**Source extract**.
I've been watching this for a long time, so I thought I'd share some observations.
In the past year, I have read a number of articles by Republicans emphasizing that the Democratic party was the party of white supremacists. I admit that used to be the case, at least in part. The "solid south" was dominated by a racist party of white supremacy.
Not all southern democrats were obsessed with race. But those who ran for public office had to make an accommodation with racists. In those days, a southern democrat (all white people were democrats) would describe a particularly hot day by saying "I'm sweatin' like a n****r at a white folks' election." In fact, there were "white folks' elections" at least until 1944 when the US Supreme Court ruled against party primaries that excluded black voters.
The Democratic party "big tent" began to fray in the 1940's. First, President Truman integrated the armed forces by executive order. Then, northern progressive Democrats like Hubert Humphrey began speaking out. This led, at the 1948 Democratic convention, to defection of progressives (former Vice President Wallace's Progressive Party) as well as southern racists (Strom Thurmond and the States' Rights party).
That still didn't lead to Republican victory in the presidential race, but led to a concerted effort by Southern Republicans to recruit southern democrats to their party banner. That move, initiated by the chair of the Virginia republican party had only modest success, but the move expanded. By the time Richard Nixon ran for president, the "southern strategy" had already been underway for a decade.
This "southern strategy" got a boost from Brown v. Board of Education, wherein the US Supreme Court rejected the principle of "separate but equal."
Passage of the Civil Rights Act and the Voting Rights Act led to massive defections from the democratic party, as Lyndon Johnson foretold. But it was the right thing.
Even so, the southern democratic party didn't become the minority party in the South until after integration of public schools began to really happen. That's also about the time we first heard widespread alarm at the "failure" of public schools and the creation of private, usually "Christian" "academies" unaffected by Brown.
Until that time, the Republican party had been largely a regional party confined to the North and Midwest and widely understood to favor the interests of northern industrialists and financiers.
How could Republicans become a truly national party? Elementary. Play the race card. In a recently uncovered audio recording of a 1981 interview, Lee Atwater, the Carl Rove of his generation, candidly revealed the strategy:
You start out in 1954 by saying, “Nigger, nigger, nigger.” By 1968
you can’t say “nigger”—that hurts you, backfires. So you say stuff like,
uh, forced busing, states’ rights, and all that stuff, and you’re
getting so abstract. Now, you’re talking about cutting taxes, and all
these things you’re talking about are totally economic things and a
byproduct of them is, blacks get hurt worse than whites.… “We want to
cut this,” is much more abstract than even the busing thing, uh, and a
hell of a lot more abstract than “Nigger, nigger.”

**Task list**.
1. According to the southern strategy essay, in what year did the US Supreme Court rule against party primaries that excluded black voters?
2. Reproduce everything in the southern strategy essay from "Not all southern" down to "States' Rights party).".

**Dataset content**.
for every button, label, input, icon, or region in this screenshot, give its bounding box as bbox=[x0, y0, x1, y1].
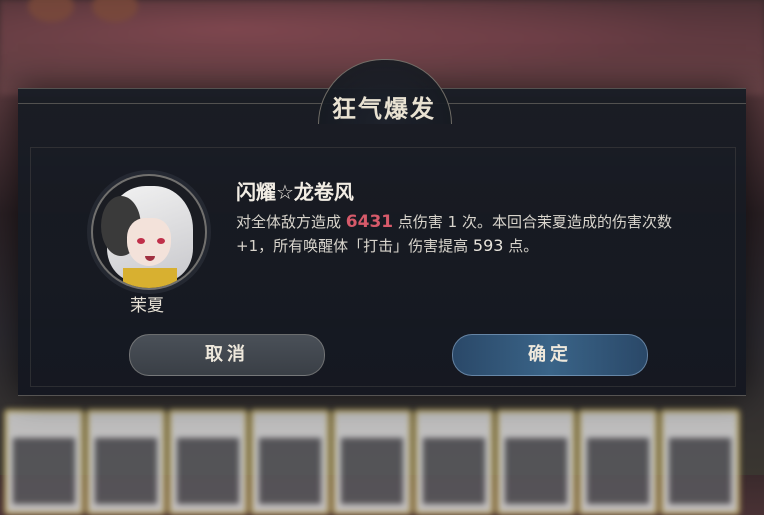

**Full solutions**.
1. 1944

2.
Not all southern democrats were obsessed with race. But those who ran for public office had to make an accommodation with racists. In those days, a southern democrat (all white people were democrats) would describe a particularly hot day by saying "I'm sweatin' like a n****r at a white folks' election." In fact, there were "white folks' elections" at least until 1944 when the US Supreme Court ruled against party primaries that excluded black voters.
The Democratic party "big tent" began to fray in the 1940's. First, President Truman integrated the armed forces by executive order. Then, northern progressive Democrats like Hubert Humphrey began speaking out. This led, at the 1948 Democratic convention, to defection of progressives (former Vice President Wallace's Progressive Party) as well as southern racists (Strom Thurmond and the States' Rights party).